Short task 1: In the Labuan travel text, in what year was Labuan ceded to the British?
Short task 2: Pick up the Labuan travel text after its final sentence and continue it in the same style.

Selection:
- - - - -

Discover LABUAN, the small Borneo island with amazing beaches, great seafood, and a gripping WWII history.
Often referred to as the Pearl of Borneo, the island of Labuan is often overlooked as a vacation spot, but has a lot to offer in terms of nature, food experiences, seaside holidays and rich history. As the second federal territory in the country, Labuan is made up of the eponymous Labuan Island and the six smaller islands of Daat, Papan, Burung, Kuraman, Rusukan Besar and Rusukan Kecil.
Previously part of the Brunei Sultanate, Labuan was ceded to the British in 1846, becoming part of the empire for 115 years. Labuan is also home to a number of significant World War II (WWII) sites, as it bore witness to the Battle of Labuan, which was a major part of the British’s Borneo WWII campaign. A yearly "Remembrance Day" ceremony is conducted in full military tradition on the Sunday closest to November 11 at the Labuan War Cemetery to honour 3,908 of the fallen WWII soldiers. Located along Jalan Tanjung Batu, the Labuan War Cemetery commemorates soldiers from Australia, Britain, New Zealand, Northern Borneo, and the Punjab Signal Corp, who either died during battle or in captivity during WWII. Built and maintained by the Commonwealth War Graves Commission, it is the largest war memorial in Malaysia.

- - - - -

Given material:
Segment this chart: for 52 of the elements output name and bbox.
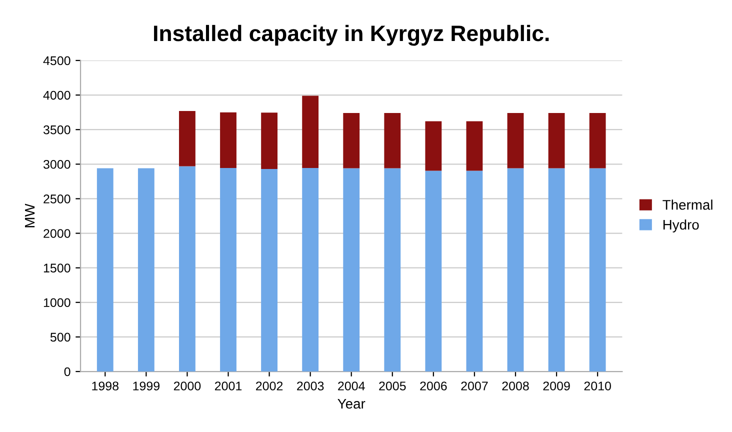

- - - - -

Task answer 1: 1846

Task answer 2:
The Japanese occupied Labuan from 1941 to 1945, and officially surrendered to Australian officials at a place now known as Surrender Point, located near Kampung Layang-Layangan. This spot was also reportedly where remaining Japanese soldiers performed mass hara-kiri, a ritual suicide as a way to maintain their dignity after losing the war. Next to it is the Peace Park, which was set up and maintained by the Japanese government as a mark of remembrance for fallen soldiers and civilians during WWII as well as a promise of peace and friendship between Malaysia and Japan.
Those wanting to know Labuan history in detail should also visit the Labuan Museum. Meanwhile, for history buffs who don’t mind walking, check out the Labuan Heritage Trail, which starts at a mysterious 106-foot stacked red brick structure nicknamed “The Chimney” and ends with a panoramic view at the tip of Tanjong Kubong, visiting places such as Gedung Ubat - believed to be a Japanese ammunitions cellar, along the way.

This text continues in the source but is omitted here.